Each record is to be printed again precisely as it reads.

━━━━━━━━━━

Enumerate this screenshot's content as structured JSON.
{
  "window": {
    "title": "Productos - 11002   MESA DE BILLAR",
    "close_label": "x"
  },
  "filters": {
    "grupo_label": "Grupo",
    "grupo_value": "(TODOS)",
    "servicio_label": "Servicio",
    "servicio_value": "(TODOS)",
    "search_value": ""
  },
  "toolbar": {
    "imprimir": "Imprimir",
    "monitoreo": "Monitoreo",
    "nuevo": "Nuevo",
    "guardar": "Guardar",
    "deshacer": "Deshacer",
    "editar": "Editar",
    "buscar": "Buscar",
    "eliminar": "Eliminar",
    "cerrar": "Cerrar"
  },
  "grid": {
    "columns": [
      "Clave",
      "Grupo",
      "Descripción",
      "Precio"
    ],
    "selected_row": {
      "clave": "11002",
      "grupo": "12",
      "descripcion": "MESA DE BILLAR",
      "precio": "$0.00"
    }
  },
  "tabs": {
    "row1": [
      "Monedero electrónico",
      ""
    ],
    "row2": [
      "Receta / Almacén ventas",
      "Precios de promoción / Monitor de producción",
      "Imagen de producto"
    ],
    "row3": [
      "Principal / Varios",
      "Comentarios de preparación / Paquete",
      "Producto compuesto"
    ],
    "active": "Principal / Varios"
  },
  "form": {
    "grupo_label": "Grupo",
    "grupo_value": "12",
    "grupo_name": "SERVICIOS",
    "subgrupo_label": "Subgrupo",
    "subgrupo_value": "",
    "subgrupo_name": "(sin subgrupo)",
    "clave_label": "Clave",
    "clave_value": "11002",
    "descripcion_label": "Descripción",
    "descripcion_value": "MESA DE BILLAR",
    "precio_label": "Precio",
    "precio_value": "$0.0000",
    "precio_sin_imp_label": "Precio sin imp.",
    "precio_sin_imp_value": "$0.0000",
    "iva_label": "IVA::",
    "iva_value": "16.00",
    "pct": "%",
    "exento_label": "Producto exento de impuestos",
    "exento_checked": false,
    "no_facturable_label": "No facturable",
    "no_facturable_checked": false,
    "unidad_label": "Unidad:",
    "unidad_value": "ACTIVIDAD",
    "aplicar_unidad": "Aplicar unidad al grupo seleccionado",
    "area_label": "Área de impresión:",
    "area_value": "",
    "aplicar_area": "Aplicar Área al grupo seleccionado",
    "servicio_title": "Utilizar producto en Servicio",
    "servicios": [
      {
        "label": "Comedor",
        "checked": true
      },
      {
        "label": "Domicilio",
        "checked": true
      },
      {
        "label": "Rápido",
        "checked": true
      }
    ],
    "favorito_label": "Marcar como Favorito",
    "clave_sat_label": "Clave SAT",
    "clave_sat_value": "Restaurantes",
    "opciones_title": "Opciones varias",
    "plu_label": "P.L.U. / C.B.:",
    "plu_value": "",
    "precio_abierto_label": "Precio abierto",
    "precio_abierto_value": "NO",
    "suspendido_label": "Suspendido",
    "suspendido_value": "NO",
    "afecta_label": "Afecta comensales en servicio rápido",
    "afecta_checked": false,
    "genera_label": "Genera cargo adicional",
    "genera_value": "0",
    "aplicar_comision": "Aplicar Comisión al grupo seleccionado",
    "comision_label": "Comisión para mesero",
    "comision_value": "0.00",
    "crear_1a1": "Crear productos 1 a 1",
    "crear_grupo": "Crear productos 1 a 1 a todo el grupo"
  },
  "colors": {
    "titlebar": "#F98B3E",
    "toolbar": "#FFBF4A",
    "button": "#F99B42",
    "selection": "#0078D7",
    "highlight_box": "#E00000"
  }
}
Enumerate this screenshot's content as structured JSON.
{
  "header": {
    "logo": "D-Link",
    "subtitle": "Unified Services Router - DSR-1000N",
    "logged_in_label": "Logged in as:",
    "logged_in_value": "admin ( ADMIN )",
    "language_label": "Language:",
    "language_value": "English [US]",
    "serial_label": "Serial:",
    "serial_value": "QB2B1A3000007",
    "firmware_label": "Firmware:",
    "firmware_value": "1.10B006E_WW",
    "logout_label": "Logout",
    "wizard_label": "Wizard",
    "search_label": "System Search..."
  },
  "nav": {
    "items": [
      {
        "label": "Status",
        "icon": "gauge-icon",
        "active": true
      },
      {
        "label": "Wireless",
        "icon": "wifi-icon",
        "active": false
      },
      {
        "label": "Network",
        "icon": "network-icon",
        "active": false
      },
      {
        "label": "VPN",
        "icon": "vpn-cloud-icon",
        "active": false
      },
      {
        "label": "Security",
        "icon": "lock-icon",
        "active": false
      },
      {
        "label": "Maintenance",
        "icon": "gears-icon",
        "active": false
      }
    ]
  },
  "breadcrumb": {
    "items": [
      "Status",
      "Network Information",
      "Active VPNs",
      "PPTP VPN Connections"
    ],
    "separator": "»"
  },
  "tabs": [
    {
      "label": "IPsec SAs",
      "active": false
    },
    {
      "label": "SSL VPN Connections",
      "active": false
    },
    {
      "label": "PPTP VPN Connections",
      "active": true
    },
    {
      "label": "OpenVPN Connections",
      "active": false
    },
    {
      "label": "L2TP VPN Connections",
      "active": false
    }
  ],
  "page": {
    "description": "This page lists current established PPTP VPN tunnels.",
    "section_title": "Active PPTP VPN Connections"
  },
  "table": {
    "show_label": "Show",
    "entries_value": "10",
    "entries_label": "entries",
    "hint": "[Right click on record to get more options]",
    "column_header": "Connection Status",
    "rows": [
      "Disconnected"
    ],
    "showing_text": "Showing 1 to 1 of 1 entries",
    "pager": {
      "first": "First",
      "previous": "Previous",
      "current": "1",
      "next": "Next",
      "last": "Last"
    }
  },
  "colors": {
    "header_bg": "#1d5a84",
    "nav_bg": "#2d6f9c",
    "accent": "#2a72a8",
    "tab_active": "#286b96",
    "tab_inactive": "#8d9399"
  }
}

━━━━━━━━━━

RIGHT ANSWER —
Enumerate this screenshot's content as structured JSON.
{
  "window": {
    "title": "Productos - 11002   MESA DE BILLAR",
    "close_label": "x"
  },
  "filters": {
    "grupo_label": "Grupo",
    "grupo_value": "(TODOS)",
    "servicio_label": "Servicio",
    "servicio_value": "(TODOS)",
    "search_value": ""
  },
  "toolbar": {
    "imprimir": "Imprimir",
    "monitoreo": "Monitoreo",
    "nuevo": "Nuevo",
    "guardar": "Guardar",
    "deshacer": "Deshacer",
    "editar": "Editar",
    "buscar": "Buscar",
    "eliminar": "Eliminar",
    "cerrar": "Cerrar"
  },
  "grid": {
    "columns": [
      "Clave",
      "Grupo",
      "Descripción",
      "Precio"
    ],
    "selected_row": {
      "clave": "11002",
      "grupo": "12",
      "descripcion": "MESA DE BILLAR",
      "precio": "$0.00"
    }
  },
  "tabs": {
    "row1": [
      "Monedero electrónico",
      ""
    ],
    "row2": [
      "Receta / Almacén ventas",
      "Precios de promoción / Monitor de producción",
      "Imagen de producto"
    ],
    "row3": [
      "Principal / Varios",
      "Comentarios de preparación / Paquete",
      "Producto compuesto"
    ],
    "active": "Principal / Varios"
  },
  "form": {
    "grupo_label": "Grupo",
    "grupo_value": "12",
    "grupo_name": "SERVICIOS",
    "subgrupo_label": "Subgrupo",
    "subgrupo_value": "",
    "subgrupo_name": "(sin subgrupo)",
    "clave_label": "Clave",
    "clave_value": "11002",
    "descripcion_label": "Descripción",
    "descripcion_value": "MESA DE BILLAR",
    "precio_label": "Precio",
    "precio_value": "$0.0000",
    "precio_sin_imp_label": "Precio sin imp.",
    "precio_sin_imp_value": "$0.0000",
    "iva_label": "IVA::",
    "iva_value": "16.00",
    "pct": "%",
    "exento_label": "Producto exento de impuestos",
    "exento_checked": false,
    "no_facturable_label": "No facturable",
    "no_facturable_checked": false,
    "unidad_label": "Unidad:",
    "unidad_value": "ACTIVIDAD",
    "aplicar_unidad": "Aplicar unidad al grupo seleccionado",
    "area_label": "Área de impresión:",
    "area_value": "",
    "aplicar_area": "Aplicar Área al grupo seleccionado",
    "servicio_title": "Utilizar producto en Servicio",
    "servicios": [
      {
        "label": "Comedor",
        "checked": true
      },
      {
        "label": "Domicilio",
        "checked": true
      },
      {
        "label": "Rápido",
        "checked": true
      }
    ],
    "favorito_label": "Marcar como Favorito",
    "clave_sat_label": "Clave SAT",
    "clave_sat_value": "Restaurantes",
    "opciones_title": "Opciones varias",
    "plu_label": "P.L.U. / C.B.:",
    "plu_value": "",
    "precio_abierto_label": "Precio abierto",
    "precio_abierto_value": "NO",
    "suspendido_label": "Suspendido",
    "suspendido_value": "NO",
    "afecta_label": "Afecta comensales en servicio rápido",
    "afecta_checked": false,
    "genera_label": "Genera cargo adicional",
    "genera_value": "0",
    "aplicar_comision": "Aplicar Comisión al grupo seleccionado",
    "comision_label": "Comisión para mesero",
    "comision_value": "0.00",
    "crear_1a1": "Crear productos 1 a 1",
    "crear_grupo": "Crear productos 1 a 1 a todo el grupo"
  },
  "colors": {
    "titlebar": "#F98B3E",
    "toolbar": "#FFBF4A",
    "button": "#F99B42",
    "selection": "#0078D7",
    "highlight_box": "#E00000"
  }
}
Enumerate this screenshot's content as structured JSON.
{
  "header": {
    "logo": "D-Link",
    "subtitle": "Unified Services Router - DSR-1000N",
    "logged_in_label": "Logged in as:",
    "logged_in_value": "admin ( ADMIN )",
    "language_label": "Language:",
    "language_value": "English [US]",
    "serial_label": "Serial:",
    "serial_value": "QB2B1A3000007",
    "firmware_label": "Firmware:",
    "firmware_value": "1.10B006E_WW",
    "logout_label": "Logout",
    "wizard_label": "Wizard",
    "search_label": "System Search..."
  },
  "nav": {
    "items": [
      {
        "label": "Status",
        "icon": "gauge-icon",
        "active": true
      },
      {
        "label": "Wireless",
        "icon": "wifi-icon",
        "active": false
      },
      {
        "label": "Network",
        "icon": "network-icon",
        "active": false
      },
      {
        "label": "VPN",
        "icon": "vpn-cloud-icon",
        "active": false
      },
      {
        "label": "Security",
        "icon": "lock-icon",
        "active": false
      },
      {
        "label": "Maintenance",
        "icon": "gears-icon",
        "active": false
      }
    ]
  },
  "breadcrumb": {
    "items": [
      "Status",
      "Network Information",
      "Active VPNs",
      "PPTP VPN Connections"
    ],
    "separator": "»"
  },
  "tabs": [
    {
      "label": "IPsec SAs",
      "active": false
    },
    {
      "label": "SSL VPN Connections",
      "active": false
    },
    {
      "label": "PPTP VPN Connections",
      "active": true
    },
    {
      "label": "OpenVPN Connections",
      "active": false
    },
    {
      "label": "L2TP VPN Connections",
      "active": false
    }
  ],
  "page": {
    "description": "This page lists current established PPTP VPN tunnels.",
    "section_title": "Active PPTP VPN Connections"
  },
  "table": {
    "show_label": "Show",
    "entries_value": "10",
    "entries_label": "entries",
    "hint": "[Right click on record to get more options]",
    "column_header": "Connection Status",
    "rows": [
      "Disconnected"
    ],
    "showing_text": "Showing 1 to 1 of 1 entries",
    "pager": {
      "first": "First",
      "previous": "Previous",
      "current": "1",
      "next": "Next",
      "last": "Last"
    }
  },
  "colors": {
    "header_bg": "#1d5a84",
    "nav_bg": "#2d6f9c",
    "accent": "#2a72a8",
    "tab_active": "#286b96",
    "tab_inactive": "#8d9399"
  }
}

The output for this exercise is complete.